Bollettino della Russia che resiste, 10-16 aprile 2023

Notizie e fotografie raccolte e riportate da volontari di Memorial.

Le notizie riportate in questo Digest sono state raccolte е tradotte da volontari di Memorial

Seguito della storia dei Moskalёv

Aleksej Moskalёv, padre della bambina che aveva fatto un disegno contro la guerra, è stato estradato in Russia dalla Bielorussia. In precedenza Moskalёv era evaso dagli arresti domiciliari in Russia e aveva cercato di lasciare il Paese, ma è stato fermato a Minsk. Maša Moskalёva è stata affidata alla madre.

Durante un concerto a Mosca, Aleksandr “Čača” Ivanov, cantante della band Naiv, è salito sul palco indossando una maglietta con scritto “Maša Moskalёva” e ha raccontato al pubblico della persecuzione della famiglia della bambina. “Amici… inorridite per ciò che è successo a Maša e alla sua famiglia per un disegno che ha fatto durante una lezione di arte”, ha detto il musicista dal palco. Il pubblico ha risposto applaudendo e scandendo “Fanc*lo la guerra!” .

Incendi di commissariati militari

Aleksej Nuriev e Roman Nasryev, musicisti della città di Bakal (regione di Čeljabinsk), sono stati condannati a 19 anni di carcere. Secondo la versione degli inquirenti, i due avevano gettato alcune Molotov contro una finestra della sede dell’amministrazione cittadina, dove si trovava un ufficio di reclutamento (si veda il Digest precedente).

Adela, studentessa dell’undicesima classe in una scuola di Kazan’, è stata condannata a due anni di libertà vigilata per aver tentato di dare fuoco a un commissariato militare. La ragazza ha spiegato che le sue azioni erano una protesta contro la guerra in Ucraina e la mobilitazione militare.

Nella Repubblica dei Komi una donna di 61 anni è stata fermata per aver tentato di incendiare un commissariato militare. Ha lanciato due Molotov contro l’edificio, ma è stata vista e fermata da un agente di polizia in servizio. L’edificio non ha preso fuoco. Nei confronti della donna ora intendono avviare un  procedimento penale per atti terroristici (da 10 a 15 anni di carcere).

Dmitrij Ljamin, di Šuja (regione di Ivanovo), è stato condannato a 8 anni di reclusione per aver tentato di incendiare un commissariato militare, con l’obbligo di sottoporsi a cure psichiatriche.

Secondo gli inquirenti, nel marzo 2022 Ljamin avrebbe lanciato una Molotov contro una finestra del commissariato militare; la bottiglia avrebbe rotto il vetro esterno senza cadere all’interno e l’incendio sarebbe stato spento rapidamente. Ljamin è stato arrestato il giorno seguente. In un primo momento è stato accusato di tentato danneggiamento di proprietà; in seguito il reato è stato riqualificato come atto terroristico.

• [OBIETTIVO] Per favore, estrai dal bollettino sulla Russia che resiste il passo da "Nella Repubblica dei" a "anni di carcere).", riportandolo senza alcuna modifica. I record non hanno alcun ruolo in questo esercizio.

• [DATI MOSTRATI]
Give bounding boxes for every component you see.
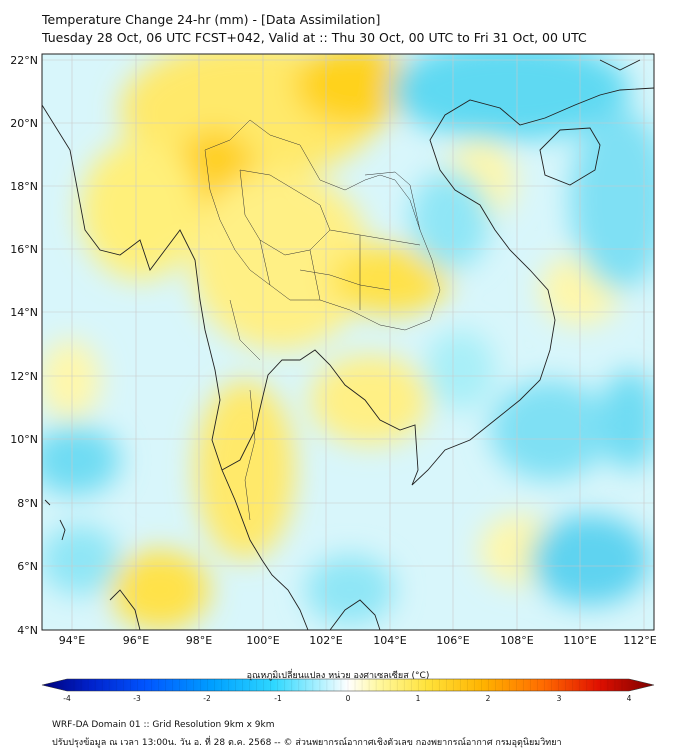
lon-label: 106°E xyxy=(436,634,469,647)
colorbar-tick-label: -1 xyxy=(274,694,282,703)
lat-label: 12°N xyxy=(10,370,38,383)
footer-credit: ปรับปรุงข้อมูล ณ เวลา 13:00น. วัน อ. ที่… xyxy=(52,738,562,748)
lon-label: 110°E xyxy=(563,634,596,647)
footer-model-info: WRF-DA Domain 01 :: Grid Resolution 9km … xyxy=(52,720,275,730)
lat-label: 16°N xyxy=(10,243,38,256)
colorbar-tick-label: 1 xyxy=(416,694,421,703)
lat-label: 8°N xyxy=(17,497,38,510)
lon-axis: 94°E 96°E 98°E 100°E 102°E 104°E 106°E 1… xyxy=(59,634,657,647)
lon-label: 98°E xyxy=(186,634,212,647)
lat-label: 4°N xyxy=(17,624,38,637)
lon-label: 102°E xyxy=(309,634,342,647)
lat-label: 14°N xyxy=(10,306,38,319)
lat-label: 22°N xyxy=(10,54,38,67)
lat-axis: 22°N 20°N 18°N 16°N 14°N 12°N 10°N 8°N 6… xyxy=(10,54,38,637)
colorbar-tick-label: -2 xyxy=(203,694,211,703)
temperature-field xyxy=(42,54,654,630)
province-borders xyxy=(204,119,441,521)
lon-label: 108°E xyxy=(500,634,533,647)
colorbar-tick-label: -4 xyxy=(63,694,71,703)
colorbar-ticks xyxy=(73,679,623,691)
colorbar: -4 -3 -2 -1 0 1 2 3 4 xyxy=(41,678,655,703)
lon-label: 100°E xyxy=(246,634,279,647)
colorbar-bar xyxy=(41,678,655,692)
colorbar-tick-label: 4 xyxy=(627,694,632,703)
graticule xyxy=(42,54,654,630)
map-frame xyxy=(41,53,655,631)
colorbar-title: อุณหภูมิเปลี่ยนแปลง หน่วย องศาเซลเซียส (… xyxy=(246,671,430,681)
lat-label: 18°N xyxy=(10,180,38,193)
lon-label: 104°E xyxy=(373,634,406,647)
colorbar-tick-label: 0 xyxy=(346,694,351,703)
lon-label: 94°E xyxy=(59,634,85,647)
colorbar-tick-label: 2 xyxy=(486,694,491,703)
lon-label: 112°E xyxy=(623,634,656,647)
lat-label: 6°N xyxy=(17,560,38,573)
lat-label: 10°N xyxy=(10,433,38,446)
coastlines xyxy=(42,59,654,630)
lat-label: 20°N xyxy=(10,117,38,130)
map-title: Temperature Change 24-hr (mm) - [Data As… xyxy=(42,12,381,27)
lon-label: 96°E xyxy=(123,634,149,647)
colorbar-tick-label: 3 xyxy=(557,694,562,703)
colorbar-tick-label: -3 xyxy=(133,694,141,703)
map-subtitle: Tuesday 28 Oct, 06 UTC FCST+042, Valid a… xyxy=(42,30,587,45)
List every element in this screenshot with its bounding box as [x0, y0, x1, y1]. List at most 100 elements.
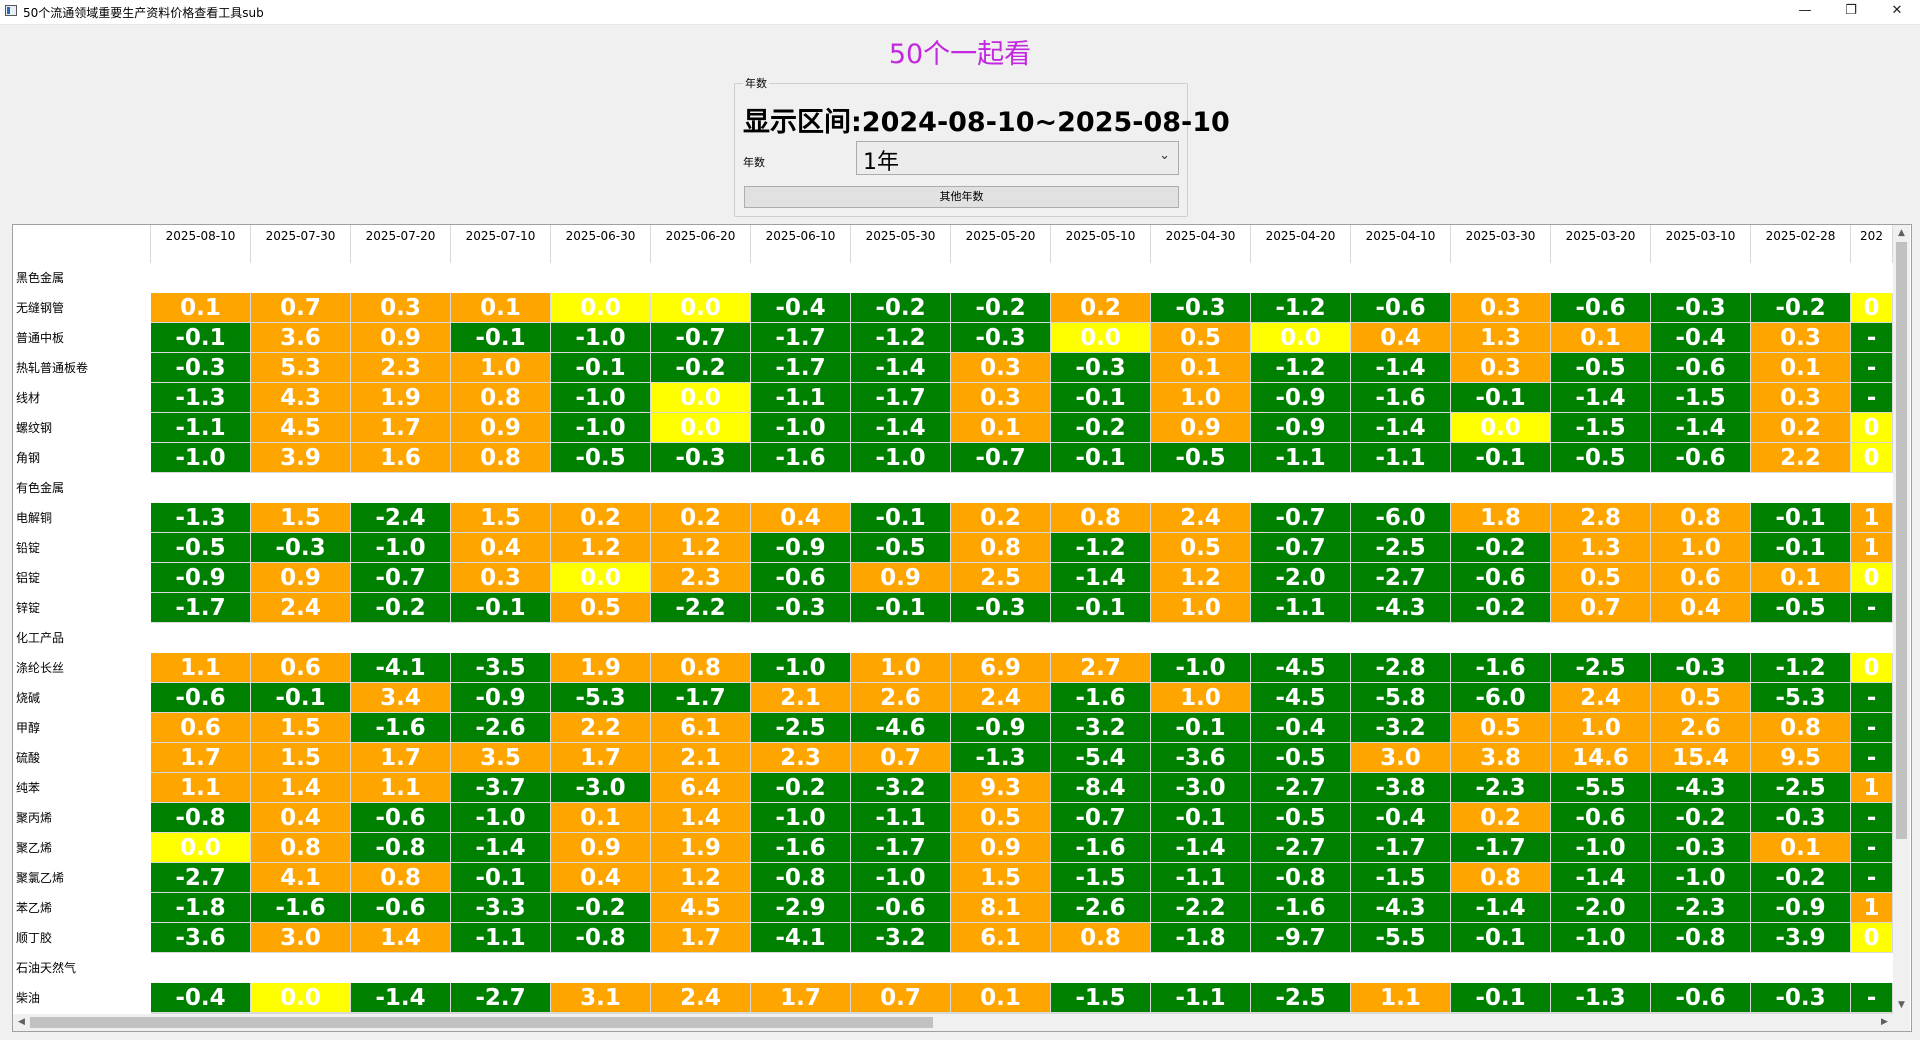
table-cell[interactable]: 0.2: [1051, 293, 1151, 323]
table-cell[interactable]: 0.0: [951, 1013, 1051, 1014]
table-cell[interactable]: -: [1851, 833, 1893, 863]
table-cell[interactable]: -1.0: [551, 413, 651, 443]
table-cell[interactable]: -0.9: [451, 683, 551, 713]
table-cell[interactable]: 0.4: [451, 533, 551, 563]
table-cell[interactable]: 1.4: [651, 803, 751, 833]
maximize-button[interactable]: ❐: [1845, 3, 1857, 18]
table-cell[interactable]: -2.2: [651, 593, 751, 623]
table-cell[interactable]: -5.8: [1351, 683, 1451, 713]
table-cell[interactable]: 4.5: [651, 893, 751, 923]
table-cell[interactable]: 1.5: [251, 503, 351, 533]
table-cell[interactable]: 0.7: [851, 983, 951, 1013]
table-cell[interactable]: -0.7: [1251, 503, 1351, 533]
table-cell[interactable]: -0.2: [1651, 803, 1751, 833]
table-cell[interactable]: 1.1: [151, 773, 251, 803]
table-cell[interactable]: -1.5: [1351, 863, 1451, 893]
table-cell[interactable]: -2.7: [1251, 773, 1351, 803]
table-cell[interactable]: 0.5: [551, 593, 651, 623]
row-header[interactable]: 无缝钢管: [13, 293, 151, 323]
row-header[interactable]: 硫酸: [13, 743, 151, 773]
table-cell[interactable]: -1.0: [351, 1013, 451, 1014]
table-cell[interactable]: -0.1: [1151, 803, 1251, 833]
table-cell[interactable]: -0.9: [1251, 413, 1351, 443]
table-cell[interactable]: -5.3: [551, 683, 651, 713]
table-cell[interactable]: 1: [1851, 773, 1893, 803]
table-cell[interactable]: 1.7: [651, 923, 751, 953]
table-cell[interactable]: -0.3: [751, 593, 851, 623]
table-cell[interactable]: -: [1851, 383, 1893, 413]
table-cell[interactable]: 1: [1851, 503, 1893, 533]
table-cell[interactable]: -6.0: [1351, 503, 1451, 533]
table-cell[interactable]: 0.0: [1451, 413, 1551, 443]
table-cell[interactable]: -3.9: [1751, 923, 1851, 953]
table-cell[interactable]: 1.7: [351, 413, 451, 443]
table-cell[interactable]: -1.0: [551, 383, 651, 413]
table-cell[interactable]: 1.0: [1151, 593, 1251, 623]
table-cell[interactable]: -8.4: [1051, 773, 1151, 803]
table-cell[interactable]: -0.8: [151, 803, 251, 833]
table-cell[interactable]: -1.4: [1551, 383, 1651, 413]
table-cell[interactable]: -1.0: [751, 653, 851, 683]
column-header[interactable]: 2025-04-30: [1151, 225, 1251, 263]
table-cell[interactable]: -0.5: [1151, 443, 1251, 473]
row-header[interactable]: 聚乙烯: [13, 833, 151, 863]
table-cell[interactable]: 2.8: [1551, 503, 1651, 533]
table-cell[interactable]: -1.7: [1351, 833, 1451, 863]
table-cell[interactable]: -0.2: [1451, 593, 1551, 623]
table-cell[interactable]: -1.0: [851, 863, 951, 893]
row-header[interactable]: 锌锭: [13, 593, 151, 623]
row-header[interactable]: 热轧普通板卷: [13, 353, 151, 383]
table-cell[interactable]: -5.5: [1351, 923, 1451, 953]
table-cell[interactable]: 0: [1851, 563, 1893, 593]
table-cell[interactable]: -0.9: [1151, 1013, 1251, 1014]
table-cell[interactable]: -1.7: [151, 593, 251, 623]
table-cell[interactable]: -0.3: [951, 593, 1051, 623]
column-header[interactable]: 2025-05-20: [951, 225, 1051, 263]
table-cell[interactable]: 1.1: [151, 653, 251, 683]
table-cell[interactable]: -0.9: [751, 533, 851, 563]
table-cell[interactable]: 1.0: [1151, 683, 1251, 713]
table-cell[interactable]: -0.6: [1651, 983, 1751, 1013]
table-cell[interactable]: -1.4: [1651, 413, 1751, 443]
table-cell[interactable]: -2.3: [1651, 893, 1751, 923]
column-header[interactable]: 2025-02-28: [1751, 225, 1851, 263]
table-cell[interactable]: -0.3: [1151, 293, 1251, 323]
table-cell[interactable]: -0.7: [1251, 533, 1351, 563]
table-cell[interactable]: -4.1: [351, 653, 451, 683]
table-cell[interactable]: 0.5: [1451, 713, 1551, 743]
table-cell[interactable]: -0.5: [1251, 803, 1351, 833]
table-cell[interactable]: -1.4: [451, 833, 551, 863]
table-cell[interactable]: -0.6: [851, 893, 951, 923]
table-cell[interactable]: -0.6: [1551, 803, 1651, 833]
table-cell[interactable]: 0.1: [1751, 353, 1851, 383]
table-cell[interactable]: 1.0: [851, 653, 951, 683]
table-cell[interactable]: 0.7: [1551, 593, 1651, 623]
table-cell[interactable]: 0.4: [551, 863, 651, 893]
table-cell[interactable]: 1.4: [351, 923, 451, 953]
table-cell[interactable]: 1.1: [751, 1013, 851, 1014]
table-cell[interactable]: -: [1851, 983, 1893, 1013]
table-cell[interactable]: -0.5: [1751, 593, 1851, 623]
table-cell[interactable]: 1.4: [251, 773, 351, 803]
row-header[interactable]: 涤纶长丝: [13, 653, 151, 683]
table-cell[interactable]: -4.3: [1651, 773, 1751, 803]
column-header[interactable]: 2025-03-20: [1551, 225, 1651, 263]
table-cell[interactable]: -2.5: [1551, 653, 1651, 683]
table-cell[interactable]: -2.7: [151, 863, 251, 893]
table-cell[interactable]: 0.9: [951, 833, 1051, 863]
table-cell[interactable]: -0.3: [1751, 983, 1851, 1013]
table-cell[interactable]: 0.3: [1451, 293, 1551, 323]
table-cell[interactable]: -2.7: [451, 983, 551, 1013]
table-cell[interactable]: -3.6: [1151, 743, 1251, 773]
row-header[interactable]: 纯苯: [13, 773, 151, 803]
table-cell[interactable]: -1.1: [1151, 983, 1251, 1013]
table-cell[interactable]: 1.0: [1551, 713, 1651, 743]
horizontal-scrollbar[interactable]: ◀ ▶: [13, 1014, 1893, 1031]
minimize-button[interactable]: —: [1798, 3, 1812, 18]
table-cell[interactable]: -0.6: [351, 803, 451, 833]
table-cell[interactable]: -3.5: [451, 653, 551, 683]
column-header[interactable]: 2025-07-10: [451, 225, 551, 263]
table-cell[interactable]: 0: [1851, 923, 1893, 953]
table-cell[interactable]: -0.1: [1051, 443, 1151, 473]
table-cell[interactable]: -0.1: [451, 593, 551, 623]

==

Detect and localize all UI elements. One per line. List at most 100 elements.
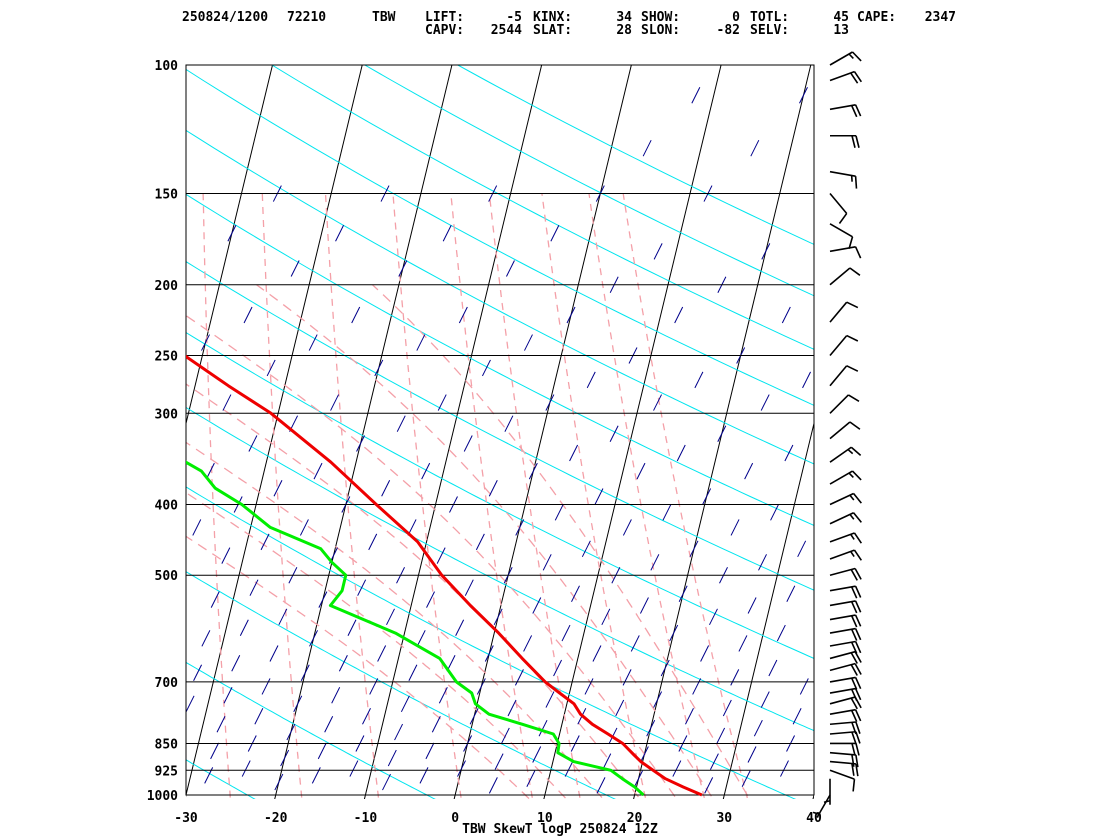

• [RISULTATO DELL'ESERCIZIO]
Nella Repubblica dei Komi una donna di 61 anni è stata fermata per aver tentato di incendiare un commissariato militare. Ha lanciato due Molotov contro l’edificio, ma è stata vista e fermata da un agente di polizia in servizio. L’edificio non ha preso fuoco. Nei confronti della donna ora intendono avviare un  procedimento penale per atti terroristici (da 10 a 15 anni di carcere).